PROBLEM TO WORK ON: Find the lines that hold "level". Report only how many there are.

PROVIDED MATERIAL:
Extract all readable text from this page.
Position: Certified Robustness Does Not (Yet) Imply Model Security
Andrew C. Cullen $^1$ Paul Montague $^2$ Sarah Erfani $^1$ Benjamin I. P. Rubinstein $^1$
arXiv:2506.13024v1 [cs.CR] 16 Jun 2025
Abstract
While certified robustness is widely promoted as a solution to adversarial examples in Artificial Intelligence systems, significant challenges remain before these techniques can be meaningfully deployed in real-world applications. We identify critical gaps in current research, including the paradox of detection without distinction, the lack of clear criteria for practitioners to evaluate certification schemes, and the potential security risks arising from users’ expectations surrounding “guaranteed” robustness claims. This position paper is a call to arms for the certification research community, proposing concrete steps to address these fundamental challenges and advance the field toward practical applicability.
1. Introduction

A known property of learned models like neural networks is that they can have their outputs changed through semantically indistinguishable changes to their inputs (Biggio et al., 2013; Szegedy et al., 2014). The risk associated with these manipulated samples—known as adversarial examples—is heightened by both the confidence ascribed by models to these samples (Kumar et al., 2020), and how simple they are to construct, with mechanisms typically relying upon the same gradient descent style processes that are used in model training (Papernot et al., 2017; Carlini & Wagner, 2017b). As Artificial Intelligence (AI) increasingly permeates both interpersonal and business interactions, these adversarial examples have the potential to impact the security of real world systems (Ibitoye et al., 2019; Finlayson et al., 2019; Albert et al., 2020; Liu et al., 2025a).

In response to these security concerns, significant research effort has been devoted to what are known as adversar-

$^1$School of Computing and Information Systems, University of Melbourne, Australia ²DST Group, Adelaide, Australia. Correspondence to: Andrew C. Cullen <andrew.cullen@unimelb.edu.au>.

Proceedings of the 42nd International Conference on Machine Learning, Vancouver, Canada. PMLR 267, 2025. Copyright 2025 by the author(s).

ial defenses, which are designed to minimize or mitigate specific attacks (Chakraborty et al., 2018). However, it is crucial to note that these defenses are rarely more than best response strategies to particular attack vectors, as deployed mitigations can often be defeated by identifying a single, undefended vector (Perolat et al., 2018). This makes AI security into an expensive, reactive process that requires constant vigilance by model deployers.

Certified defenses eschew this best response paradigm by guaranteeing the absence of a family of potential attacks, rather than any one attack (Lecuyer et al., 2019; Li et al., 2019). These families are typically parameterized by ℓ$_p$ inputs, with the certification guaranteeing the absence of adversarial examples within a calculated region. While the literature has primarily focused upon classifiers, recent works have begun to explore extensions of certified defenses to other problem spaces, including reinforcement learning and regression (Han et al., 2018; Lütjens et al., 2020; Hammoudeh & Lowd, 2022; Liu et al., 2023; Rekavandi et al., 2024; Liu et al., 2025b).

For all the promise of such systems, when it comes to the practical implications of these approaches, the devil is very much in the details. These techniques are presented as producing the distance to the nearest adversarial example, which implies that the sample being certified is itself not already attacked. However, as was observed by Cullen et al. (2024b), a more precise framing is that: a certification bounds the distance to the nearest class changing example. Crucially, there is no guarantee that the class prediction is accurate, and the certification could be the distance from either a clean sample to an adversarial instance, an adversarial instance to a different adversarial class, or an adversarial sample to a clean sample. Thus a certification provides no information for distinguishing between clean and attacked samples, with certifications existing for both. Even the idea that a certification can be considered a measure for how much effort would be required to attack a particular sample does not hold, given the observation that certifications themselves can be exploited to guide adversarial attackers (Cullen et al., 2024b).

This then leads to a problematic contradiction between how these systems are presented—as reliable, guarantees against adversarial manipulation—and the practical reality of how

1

...

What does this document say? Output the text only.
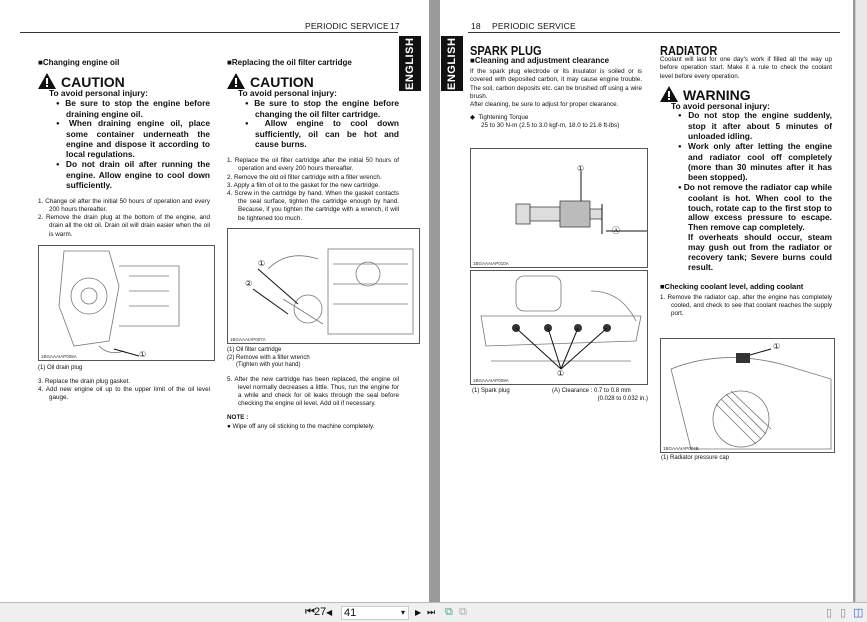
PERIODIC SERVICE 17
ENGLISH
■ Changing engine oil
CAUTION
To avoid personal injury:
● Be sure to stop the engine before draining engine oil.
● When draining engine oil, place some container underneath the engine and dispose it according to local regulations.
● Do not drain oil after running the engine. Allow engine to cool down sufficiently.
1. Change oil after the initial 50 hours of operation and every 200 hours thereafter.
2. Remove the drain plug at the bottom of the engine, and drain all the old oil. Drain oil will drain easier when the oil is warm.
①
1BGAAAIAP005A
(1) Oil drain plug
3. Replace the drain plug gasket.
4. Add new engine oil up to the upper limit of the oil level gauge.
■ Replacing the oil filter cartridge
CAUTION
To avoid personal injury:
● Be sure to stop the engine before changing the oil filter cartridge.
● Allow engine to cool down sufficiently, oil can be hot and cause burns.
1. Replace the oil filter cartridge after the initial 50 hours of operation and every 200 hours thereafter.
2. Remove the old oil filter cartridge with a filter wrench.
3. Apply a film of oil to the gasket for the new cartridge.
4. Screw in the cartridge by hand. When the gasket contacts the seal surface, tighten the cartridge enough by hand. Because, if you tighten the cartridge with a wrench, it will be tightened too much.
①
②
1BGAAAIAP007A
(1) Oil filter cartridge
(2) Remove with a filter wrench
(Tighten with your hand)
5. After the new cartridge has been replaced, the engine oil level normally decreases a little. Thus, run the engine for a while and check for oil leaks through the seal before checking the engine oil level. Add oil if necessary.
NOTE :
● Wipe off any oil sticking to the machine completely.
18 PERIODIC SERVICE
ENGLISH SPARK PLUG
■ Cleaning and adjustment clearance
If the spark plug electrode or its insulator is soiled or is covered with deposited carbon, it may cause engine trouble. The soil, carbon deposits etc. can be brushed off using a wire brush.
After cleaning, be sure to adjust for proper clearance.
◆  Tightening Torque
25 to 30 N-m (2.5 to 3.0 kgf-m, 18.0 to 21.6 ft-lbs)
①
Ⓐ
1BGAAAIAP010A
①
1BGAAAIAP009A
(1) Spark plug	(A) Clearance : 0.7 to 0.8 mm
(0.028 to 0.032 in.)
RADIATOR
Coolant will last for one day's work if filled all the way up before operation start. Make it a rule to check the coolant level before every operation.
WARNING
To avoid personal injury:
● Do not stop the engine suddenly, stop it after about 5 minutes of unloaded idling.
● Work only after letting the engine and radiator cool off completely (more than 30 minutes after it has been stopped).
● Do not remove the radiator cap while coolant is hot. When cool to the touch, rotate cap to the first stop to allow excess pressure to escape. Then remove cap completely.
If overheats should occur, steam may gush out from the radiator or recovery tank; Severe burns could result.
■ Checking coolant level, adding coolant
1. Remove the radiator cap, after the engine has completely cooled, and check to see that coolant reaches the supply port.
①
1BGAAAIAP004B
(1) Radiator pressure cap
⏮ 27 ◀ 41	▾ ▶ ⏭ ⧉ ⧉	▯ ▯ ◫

THE SOLUTION: 4